Here are records with pictures in them. Copy all of them exactly and leave the pictures out.

Data records
-- Begin --

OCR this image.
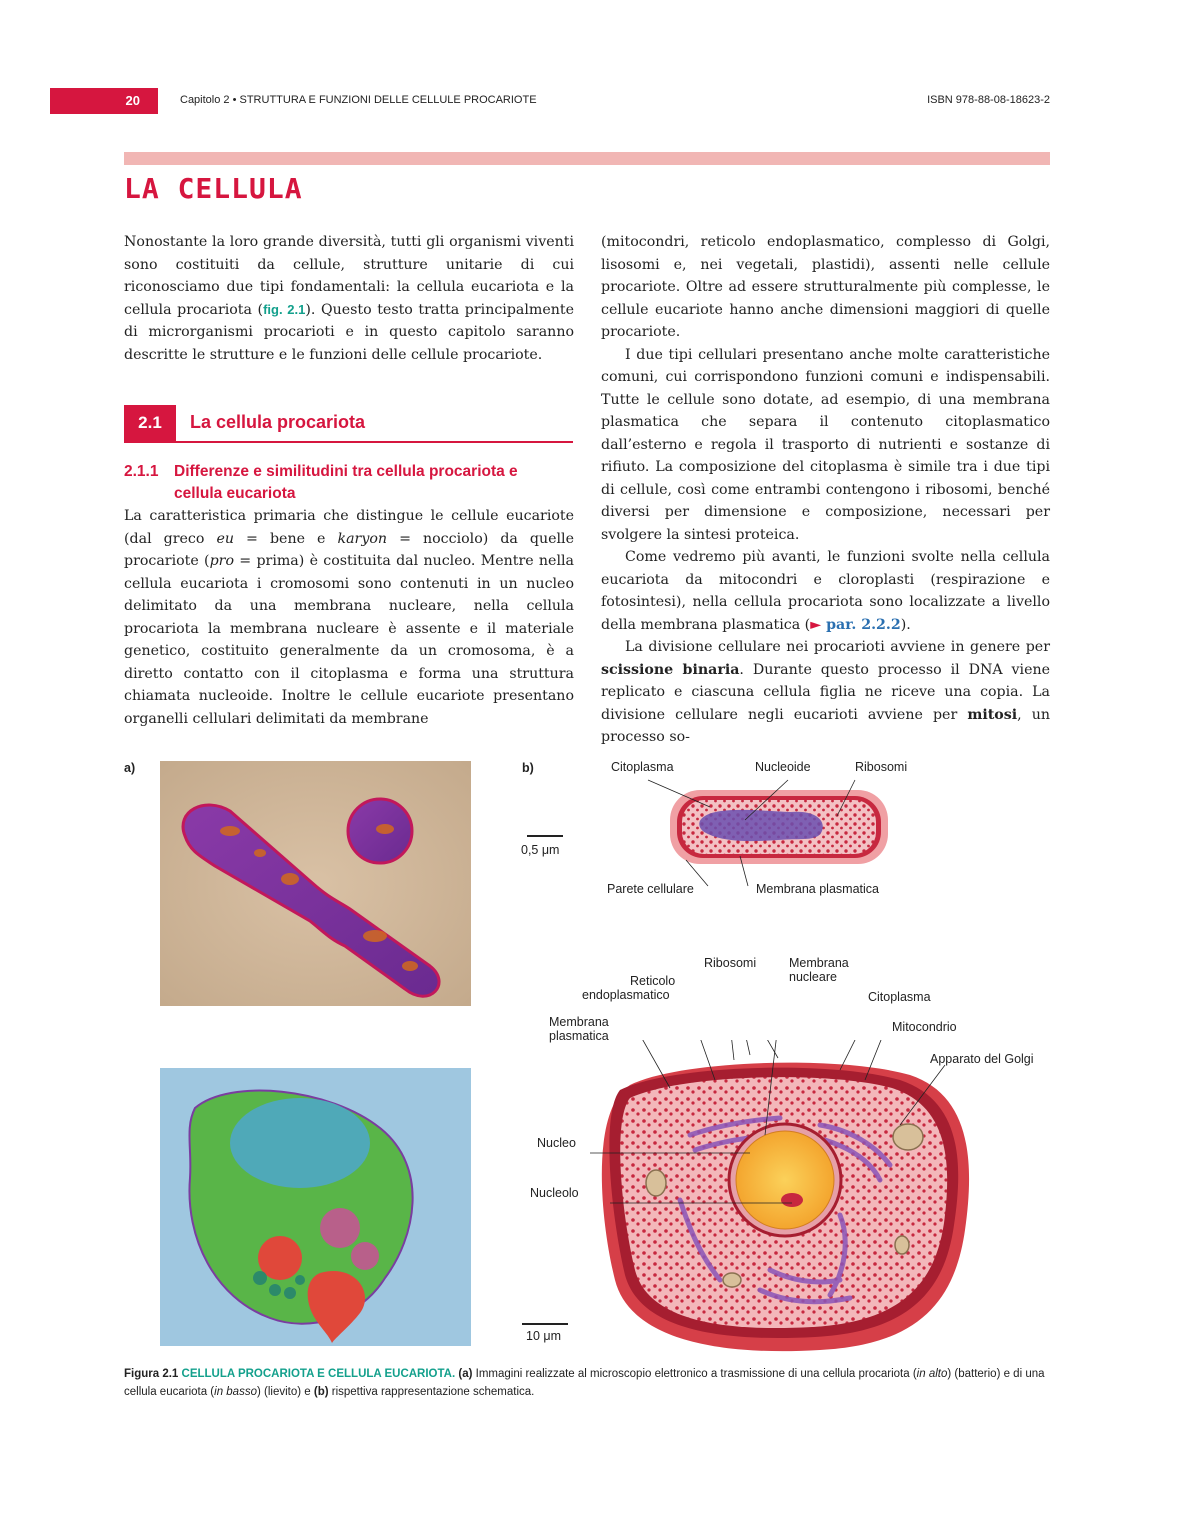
20	Capitolo 2 • STRUTTURA E FUNZIONI DELLE CELLULE PROCARIOTE	ISBN 978-88-08-18623-2
LA CELLULA

Nonostante la loro grande diversità, tutti gli organismi viventi sono costituiti da cellule, strutture unitarie di cui riconosciamo due tipi fondamentali: la cellula eucariota e la cellula procariota (fig. 2.1). Questo testo tratta principalmente di microrganismi procarioti e in questo capitolo saranno descritte le strutture e le funzioni delle cellule procariote.

2.1	La cellula procariota
2.1.1 Differenze e similitudini tra cellula procariota e
cellula eucariota

La caratteristica primaria che distingue le cellule eucariote (dal greco eu = bene e karyon = nocciolo) da quelle procariote (pro = prima) è costituita dal nucleo. Mentre nella cellula eucariota i cromosomi sono contenuti in un nucleo delimitato da una membrana nucleare, nella cellula procariota la membrana nucleare è assente e il materiale genetico, costituito generalmente da un cromosoma, è a diretto contatto con il citoplasma e forma una struttura chiamata nucleoide. Inoltre le cellule eucariote presentano organelli cellulari delimitati da membrane

(mitocondri, reticolo endoplasmatico, complesso di Golgi, lisosomi e, nei vegetali, plastidi), assenti nelle cellule procariote. Oltre ad essere strutturalmente più complesse, le cellule eucariote hanno anche dimensioni maggiori di quelle procariote.

I due tipi cellulari presentano anche molte caratteristiche comuni, cui corrispondono funzioni comuni e indispensabili. Tutte le cellule sono dotate, ad esempio, di una membrana plasmatica che separa il contenuto citoplasmatico dall’esterno e regola il trasporto di nutrienti e sostanze di rifiuto. La composizione del citoplasma è simile tra i due tipi di cellule, così come entrambi contengono i ribosomi, benché diversi per dimensione e composizione, necessari per svolgere la sintesi proteica.

Come vedremo più avanti, le funzioni svolte nella cellula eucariota da mitocondri e cloroplasti (respirazione e fotosintesi), nella cellula procariota sono localizzate a livello della membrana plasmatica (► par. 2.2.2).

La divisione cellulare nei procarioti avviene in genere per scissione binaria. Durante questo processo il DNA viene replicato e ciascuna cellula figlia ne riceve una copia. La divisione cellulare negli eucarioti avviene per mitosi, un processo so-

a)	b)
0,5 μm
Citoplasma	Nucleoide	Ribosomi
Parete cellulare	Membrana plasmatica
Ribosomi	Membrana
nucleare
Reticolo
endoplasmatico	Citoplasma
Membrana
plasmatica
Mitocondrio
Apparato del Golgi
Nucleo
Nucleolo
10 μm
Figura 2.1 CELLULA PROCARIOTA E CELLULA EUCARIOTA. (a) Immagini realizzate al microscopio elettronico a trasmissione di una cellula procariota (in alto) (batterio) e di una cellula eucariota (in basso) (lievito) e (b) rispettiva rappresentazione schematica.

-- End --

** RESPONSE TO THE EXERCISE **
OCR this image.
20	Capitolo 2 • STRUTTURA E FUNZIONI DELLE CELLULE PROCARIOTE	ISBN 978-88-08-18623-2
LA CELLULA

Nonostante la loro grande diversità, tutti gli organismi viventi sono costituiti da cellule, strutture unitarie di cui riconosciamo due tipi fondamentali: la cellula eucariota e la cellula procariota (fig. 2.1). Questo testo tratta principalmente di microrganismi procarioti e in questo capitolo saranno descritte le strutture e le funzioni delle cellule procariote.

2.1	La cellula procariota
2.1.1 Differenze e similitudini tra cellula procariota e
cellula eucariota

La caratteristica primaria che distingue le cellule eucariote (dal greco eu = bene e karyon = nocciolo) da quelle procariote (pro = prima) è costituita dal nucleo. Mentre nella cellula eucariota i cromosomi sono contenuti in un nucleo delimitato da una membrana nucleare, nella cellula procariota la membrana nucleare è assente e il materiale genetico, costituito generalmente da un cromosoma, è a diretto contatto con il citoplasma e forma una struttura chiamata nucleoide. Inoltre le cellule eucariote presentano organelli cellulari delimitati da membrane

(mitocondri, reticolo endoplasmatico, complesso di Golgi, lisosomi e, nei vegetali, plastidi), assenti nelle cellule procariote. Oltre ad essere strutturalmente più complesse, le cellule eucariote hanno anche dimensioni maggiori di quelle procariote.

I due tipi cellulari presentano anche molte caratteristiche comuni, cui corrispondono funzioni comuni e indispensabili. Tutte le cellule sono dotate, ad esempio, di una membrana plasmatica che separa il contenuto citoplasmatico dall’esterno e regola il trasporto di nutrienti e sostanze di rifiuto. La composizione del citoplasma è simile tra i due tipi di cellule, così come entrambi contengono i ribosomi, benché diversi per dimensione e composizione, necessari per svolgere la sintesi proteica.

Come vedremo più avanti, le funzioni svolte nella cellula eucariota da mitocondri e cloroplasti (respirazione e fotosintesi), nella cellula procariota sono localizzate a livello della membrana plasmatica (► par. 2.2.2).

La divisione cellulare nei procarioti avviene in genere per scissione binaria. Durante questo processo il DNA viene replicato e ciascuna cellula figlia ne riceve una copia. La divisione cellulare negli eucarioti avviene per mitosi, un processo so-

a)	b)
0,5 μm
Citoplasma	Nucleoide	Ribosomi
Parete cellulare	Membrana plasmatica
Ribosomi	Membrana
nucleare
Reticolo
endoplasmatico	Citoplasma
Membrana
plasmatica
Mitocondrio
Apparato del Golgi
Nucleo
Nucleolo
10 μm
Figura 2.1 CELLULA PROCARIOTA E CELLULA EUCARIOTA. (a) Immagini realizzate al microscopio elettronico a trasmissione di una cellula procariota (in alto) (batterio) e di una cellula eucariota (in basso) (lievito) e (b) rispettiva rappresentazione schematica.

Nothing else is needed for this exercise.